### Description of the task
Repeat each of the entries below word for word, leaving out the pictures.

### Data for the task
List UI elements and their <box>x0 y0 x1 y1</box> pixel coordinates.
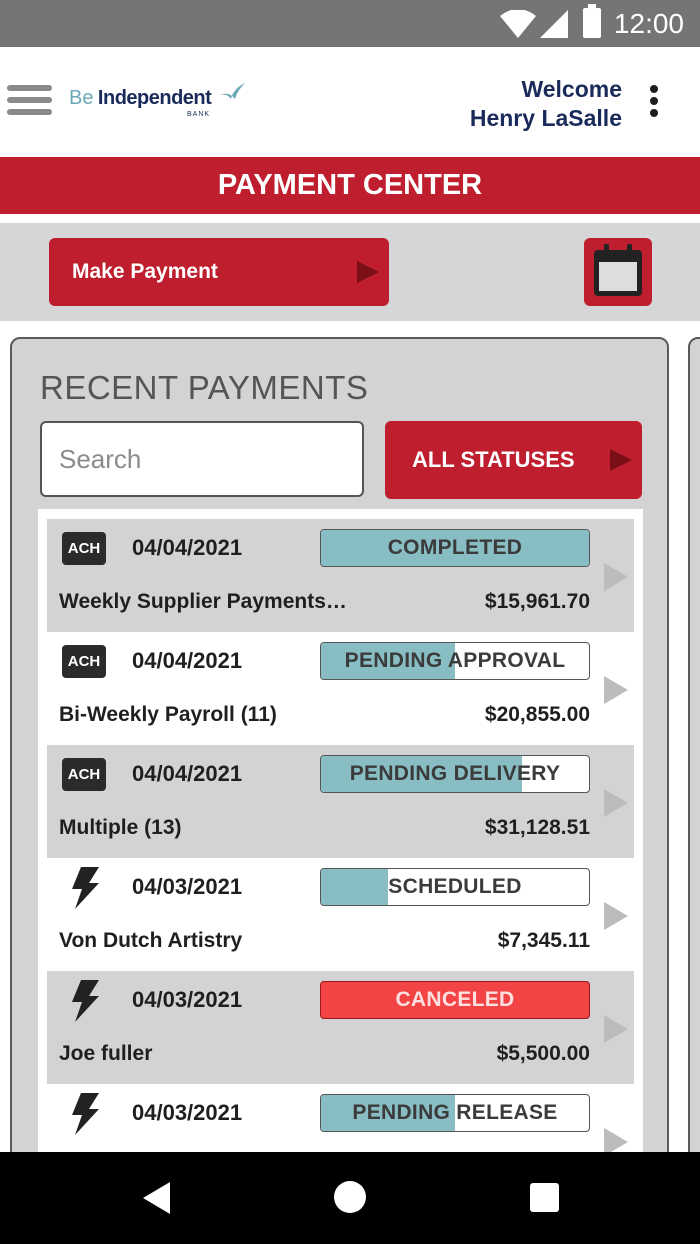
bank-logo: Be Independent BANK <box>69 83 245 118</box>
payment-row[interactable]: ACH 04/04/2021 PENDING DELIVERY Multiple… <box>47 745 634 858</box>
ach-badge: ACH <box>62 645 106 678</box>
chevron-right-icon <box>604 676 628 704</box>
chevron-right-icon <box>604 789 628 817</box>
recent-apps-icon[interactable] <box>530 1183 559 1212</box>
payment-date: 04/04/2021 <box>132 648 243 673</box>
payment-name: Bi-Weekly Payroll (11) <box>59 703 277 726</box>
payment-date: 04/04/2021 <box>132 535 243 560</box>
payment-row[interactable]: ACH 04/04/2021 PENDING APPROVAL Bi-Weekl… <box>47 632 634 745</box>
welcome-message: Welcome Henry LaSalle <box>469 76 622 131</box>
payment-name: Weekly Supplier Payments… <box>59 590 347 613</box>
calendar-icon <box>594 244 642 296</box>
payment-row[interactable]: ACH 04/04/2021 COMPLETED Weekly Supplier… <box>47 519 634 632</box>
kebab-icon[interactable] <box>650 85 662 119</box>
app-header: Be Independent BANK Welcome Henry LaSall… <box>0 47 700 155</box>
payment-amount: $20,855.00 <box>484 703 590 726</box>
wifi-icon <box>500 10 536 38</box>
home-icon[interactable] <box>334 1181 366 1213</box>
status-badge: PENDING RELEASE <box>320 1094 590 1132</box>
status-badge: SCHEDULED <box>320 868 590 906</box>
payment-date: 04/03/2021 <box>132 874 243 899</box>
calendar-button[interactable] <box>584 238 652 306</box>
status-badge: PENDING APPROVAL <box>320 642 590 680</box>
payment-date: 04/03/2021 <box>132 1100 243 1125</box>
page-title: PAYMENT CENTER <box>0 157 700 214</box>
status-badge: CANCELED <box>320 981 590 1019</box>
system-navigation-bar <box>0 1152 700 1244</box>
play-arrow-icon <box>610 449 632 471</box>
lightning-bolt-icon <box>72 1093 99 1135</box>
cell-signal-icon <box>540 10 568 38</box>
lightning-bolt-icon <box>72 867 99 909</box>
payment-amount: $5,500.00 <box>496 1042 590 1065</box>
action-bar: Make Payment <box>0 223 700 321</box>
recent-payments-title: RECENT PAYMENTS <box>40 369 369 406</box>
chevron-right-icon <box>604 1015 628 1043</box>
status-filter-button[interactable]: ALL STATUSES <box>385 421 642 499</box>
chevron-right-icon <box>604 563 628 591</box>
bird-logo-icon <box>219 83 245 99</box>
next-panel-edge <box>688 337 700 1197</box>
make-payment-button[interactable]: Make Payment <box>49 238 389 306</box>
payment-amount: $31,128.51 <box>484 816 590 839</box>
recent-payments-panel: RECENT PAYMENTS ALL STATUSES ACH 04/04/2… <box>10 337 669 1199</box>
chevron-right-icon <box>604 902 628 930</box>
clock: 12:00 <box>613 8 684 39</box>
payment-name: Multiple (13) <box>59 816 182 839</box>
ach-badge: ACH <box>62 532 106 565</box>
payment-row[interactable]: 04/03/2021 SCHEDULED Von Dutch Artistry … <box>47 858 634 971</box>
play-arrow-icon <box>357 261 379 283</box>
payment-name: Von Dutch Artistry <box>59 929 243 952</box>
payment-row[interactable]: 04/03/2021 CANCELED Joe fuller $5,500.00 <box>47 971 634 1084</box>
payments-list: ACH 04/04/2021 COMPLETED Weekly Supplier… <box>38 509 643 1199</box>
battery-icon <box>583 4 601 38</box>
system-status-bar: 12:00 <box>0 0 700 47</box>
back-icon[interactable] <box>143 1182 170 1214</box>
payment-amount: $15,961.70 <box>484 590 590 613</box>
payment-amount: $7,345.11 <box>497 929 590 952</box>
payment-name: Joe fuller <box>59 1042 153 1065</box>
payment-date: 04/04/2021 <box>132 761 243 786</box>
lightning-bolt-icon <box>72 980 99 1022</box>
payment-date: 04/03/2021 <box>132 987 243 1012</box>
status-badge: COMPLETED <box>320 529 590 567</box>
ach-badge: ACH <box>62 758 106 791</box>
search-input[interactable] <box>40 421 364 497</box>
status-badge: PENDING DELIVERY <box>320 755 590 793</box>
hamburger-icon[interactable] <box>7 85 52 115</box>
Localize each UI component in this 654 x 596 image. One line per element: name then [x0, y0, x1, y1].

### Written solution
List UI elements and their <box>x0 y0 x1 y1</box> pixel coordinates.
bank-logo: Be Independent BANK <box>69 83 245 118</box>
payment-row[interactable]: ACH 04/04/2021 PENDING DELIVERY Multiple… <box>47 745 634 858</box>
ach-badge: ACH <box>62 645 106 678</box>
chevron-right-icon <box>604 676 628 704</box>
chevron-right-icon <box>604 789 628 817</box>
recent-apps-icon[interactable] <box>530 1183 559 1212</box>
payment-date: 04/04/2021 <box>132 648 243 673</box>
payment-name: Bi-Weekly Payroll (11) <box>59 703 277 726</box>
payment-date: 04/04/2021 <box>132 535 243 560</box>
payment-row[interactable]: ACH 04/04/2021 PENDING APPROVAL Bi-Weekl… <box>47 632 634 745</box>
welcome-message: Welcome Henry LaSalle <box>469 76 622 131</box>
payment-name: Weekly Supplier Payments… <box>59 590 347 613</box>
calendar-icon <box>594 244 642 296</box>
payment-row[interactable]: ACH 04/04/2021 COMPLETED Weekly Supplier… <box>47 519 634 632</box>
kebab-icon[interactable] <box>650 85 662 119</box>
app-header: Be Independent BANK Welcome Henry LaSall… <box>0 47 700 155</box>
payment-amount: $20,855.00 <box>484 703 590 726</box>
wifi-icon <box>500 10 536 38</box>
home-icon[interactable] <box>334 1181 366 1213</box>
status-badge: PENDING RELEASE <box>320 1094 590 1132</box>
status-badge: SCHEDULED <box>320 868 590 906</box>
payment-date: 04/03/2021 <box>132 874 243 899</box>
calendar-button[interactable] <box>584 238 652 306</box>
status-badge: PENDING APPROVAL <box>320 642 590 680</box>
payment-date: 04/03/2021 <box>132 1100 243 1125</box>
page-title: PAYMENT CENTER <box>0 157 700 214</box>
status-badge: CANCELED <box>320 981 590 1019</box>
system-navigation-bar <box>0 1152 700 1244</box>
play-arrow-icon <box>610 449 632 471</box>
lightning-bolt-icon <box>72 1093 99 1135</box>
cell-signal-icon <box>540 10 568 38</box>
lightning-bolt-icon <box>72 867 99 909</box>
payment-amount: $5,500.00 <box>496 1042 590 1065</box>
action-bar: Make Payment <box>0 223 700 321</box>
recent-payments-title: RECENT PAYMENTS <box>40 369 369 406</box>
chevron-right-icon <box>604 1015 628 1043</box>
status-filter-button[interactable]: ALL STATUSES <box>385 421 642 499</box>
chevron-right-icon <box>604 563 628 591</box>
bird-logo-icon <box>219 83 245 99</box>
next-panel-edge <box>688 337 700 1197</box>
make-payment-button[interactable]: Make Payment <box>49 238 389 306</box>
payment-amount: $31,128.51 <box>484 816 590 839</box>
recent-payments-panel: RECENT PAYMENTS ALL STATUSES ACH 04/04/2… <box>10 337 669 1199</box>
chevron-right-icon <box>604 902 628 930</box>
clock: 12:00 <box>613 8 684 39</box>
payment-name: Multiple (13) <box>59 816 182 839</box>
ach-badge: ACH <box>62 532 106 565</box>
payment-row[interactable]: 04/03/2021 SCHEDULED Von Dutch Artistry … <box>47 858 634 971</box>
play-arrow-icon <box>357 261 379 283</box>
payment-name: Von Dutch Artistry <box>59 929 243 952</box>
payment-row[interactable]: 04/03/2021 CANCELED Joe fuller $5,500.00 <box>47 971 634 1084</box>
payments-list: ACH 04/04/2021 COMPLETED Weekly Supplier… <box>38 509 643 1199</box>
battery-icon <box>583 4 601 38</box>
system-status-bar: 12:00 <box>0 0 700 47</box>
back-icon[interactable] <box>143 1182 170 1214</box>
payment-amount: $15,961.70 <box>484 590 590 613</box>
payment-amount: $7,345.11 <box>497 929 590 952</box>
payment-name: Joe fuller <box>59 1042 153 1065</box>
payment-date: 04/04/2021 <box>132 761 243 786</box>
lightning-bolt-icon <box>72 980 99 1022</box>
payment-date: 04/03/2021 <box>132 987 243 1012</box>
status-badge: COMPLETED <box>320 529 590 567</box>
ach-badge: ACH <box>62 758 106 791</box>
search-input[interactable] <box>40 421 364 497</box>
status-badge: PENDING DELIVERY <box>320 755 590 793</box>
hamburger-icon[interactable] <box>7 85 52 115</box>
Localize each UI component in this 654 x 596 image. One line per element: name then [x0, y0, x1, y1].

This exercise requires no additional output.